* START TASK INPUTS *

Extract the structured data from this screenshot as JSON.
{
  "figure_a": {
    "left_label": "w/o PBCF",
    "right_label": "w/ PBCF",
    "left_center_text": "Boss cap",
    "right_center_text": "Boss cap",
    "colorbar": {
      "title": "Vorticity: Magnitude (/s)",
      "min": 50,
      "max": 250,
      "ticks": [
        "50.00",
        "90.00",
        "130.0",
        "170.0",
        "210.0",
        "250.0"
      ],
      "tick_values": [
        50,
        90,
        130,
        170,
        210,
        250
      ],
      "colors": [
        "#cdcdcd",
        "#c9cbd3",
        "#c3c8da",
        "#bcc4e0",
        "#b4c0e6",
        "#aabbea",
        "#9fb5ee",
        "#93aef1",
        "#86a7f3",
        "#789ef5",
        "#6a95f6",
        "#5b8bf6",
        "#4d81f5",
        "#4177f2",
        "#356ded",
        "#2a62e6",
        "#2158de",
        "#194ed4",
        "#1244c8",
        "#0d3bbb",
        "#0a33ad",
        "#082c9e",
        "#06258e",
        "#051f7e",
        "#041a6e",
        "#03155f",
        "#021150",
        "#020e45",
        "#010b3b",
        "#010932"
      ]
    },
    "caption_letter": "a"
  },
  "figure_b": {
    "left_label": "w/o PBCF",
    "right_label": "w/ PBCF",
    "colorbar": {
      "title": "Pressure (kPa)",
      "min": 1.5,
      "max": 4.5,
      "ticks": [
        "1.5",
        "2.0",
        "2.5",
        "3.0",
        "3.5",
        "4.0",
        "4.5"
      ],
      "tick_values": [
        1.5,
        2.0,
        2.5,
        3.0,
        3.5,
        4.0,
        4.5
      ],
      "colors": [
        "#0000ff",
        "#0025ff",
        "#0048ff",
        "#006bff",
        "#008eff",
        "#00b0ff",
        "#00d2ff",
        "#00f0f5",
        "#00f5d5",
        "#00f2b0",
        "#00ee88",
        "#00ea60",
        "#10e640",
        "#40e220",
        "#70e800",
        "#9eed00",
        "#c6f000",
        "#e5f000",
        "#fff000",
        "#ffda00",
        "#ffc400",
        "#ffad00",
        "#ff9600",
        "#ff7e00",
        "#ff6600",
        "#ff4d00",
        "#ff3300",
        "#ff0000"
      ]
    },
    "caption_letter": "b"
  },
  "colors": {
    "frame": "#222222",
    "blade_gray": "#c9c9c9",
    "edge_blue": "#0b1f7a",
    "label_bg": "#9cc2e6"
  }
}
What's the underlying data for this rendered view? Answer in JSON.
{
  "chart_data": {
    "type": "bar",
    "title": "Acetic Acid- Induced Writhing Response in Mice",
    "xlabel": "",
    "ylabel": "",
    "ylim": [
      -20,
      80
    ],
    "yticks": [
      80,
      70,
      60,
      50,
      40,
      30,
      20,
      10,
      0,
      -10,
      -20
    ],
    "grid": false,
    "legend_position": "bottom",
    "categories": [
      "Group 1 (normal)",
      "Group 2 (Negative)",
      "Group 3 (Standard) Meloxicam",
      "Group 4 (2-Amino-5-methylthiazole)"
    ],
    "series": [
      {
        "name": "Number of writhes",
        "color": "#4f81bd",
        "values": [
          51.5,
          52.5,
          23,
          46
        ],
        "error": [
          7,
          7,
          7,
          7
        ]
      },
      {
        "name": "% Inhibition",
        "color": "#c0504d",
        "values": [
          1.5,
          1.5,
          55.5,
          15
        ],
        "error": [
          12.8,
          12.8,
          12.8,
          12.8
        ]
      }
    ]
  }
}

* END TASK INPUTS *

▶ _GIVEN REQUEST_
Nothing outside the span should appear: transcribe the lines from the one containing "What's the underlying" through the last line of the records.

▶ _THE ANSWER_
What's the underlying data for this rendered view? Answer in JSON.
{
  "chart_data": {
    "type": "bar",
    "title": "Acetic Acid- Induced Writhing Response in Mice",
    "xlabel": "",
    "ylabel": "",
    "ylim": [
      -20,
      80
    ],
    "yticks": [
      80,
      70,
      60,
      50,
      40,
      30,
      20,
      10,
      0,
      -10,
      -20
    ],
    "grid": false,
    "legend_position": "bottom",
    "categories": [
      "Group 1 (normal)",
      "Group 2 (Negative)",
      "Group 3 (Standard) Meloxicam",
      "Group 4 (2-Amino-5-methylthiazole)"
    ],
    "series": [
      {
        "name": "Number of writhes",
        "color": "#4f81bd",
        "values": [
          51.5,
          52.5,
          23,
          46
        ],
        "error": [
          7,
          7,
          7,
          7
        ]
      },
      {
        "name": "% Inhibition",
        "color": "#c0504d",
        "values": [
          1.5,
          1.5,
          55.5,
          15
        ],
        "error": [
          12.8,
          12.8,
          12.8,
          12.8
        ]
      }
    ]
  }
}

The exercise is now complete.